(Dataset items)
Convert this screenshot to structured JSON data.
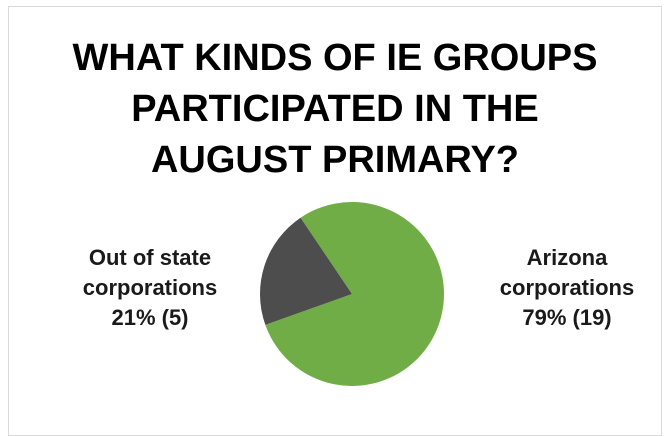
{
  "chart_data": {
    "type": "pie",
    "title_lines": [
      "WHAT KINDS OF IE GROUPS",
      "PARTICIPATED IN THE",
      "AUGUST PRIMARY?"
    ],
    "slices": [
      {
        "name": "Arizona corporations",
        "percent": 79,
        "count": 19,
        "label_lines": [
          "Arizona",
          "corporations",
          "79% (19)"
        ],
        "color": "#70ad47"
      },
      {
        "name": "Out of state corporations",
        "percent": 21,
        "count": 5,
        "label_lines": [
          "Out of state",
          "corporations",
          "21% (5)"
        ],
        "color": "#4d4d4d"
      }
    ]
  }
}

REQUIRED WORK:
Reproduce each line exactly, please, except for any pictures.

RESPONSE TO THIS EXERCISE:
Convert this screenshot to structured JSON data.
{
  "chart_data": {
    "type": "pie",
    "title_lines": [
      "WHAT KINDS OF IE GROUPS",
      "PARTICIPATED IN THE",
      "AUGUST PRIMARY?"
    ],
    "slices": [
      {
        "name": "Arizona corporations",
        "percent": 79,
        "count": 19,
        "label_lines": [
          "Arizona",
          "corporations",
          "79% (19)"
        ],
        "color": "#70ad47"
      },
      {
        "name": "Out of state corporations",
        "percent": 21,
        "count": 5,
        "label_lines": [
          "Out of state",
          "corporations",
          "21% (5)"
        ],
        "color": "#4d4d4d"
      }
    ]
  }
}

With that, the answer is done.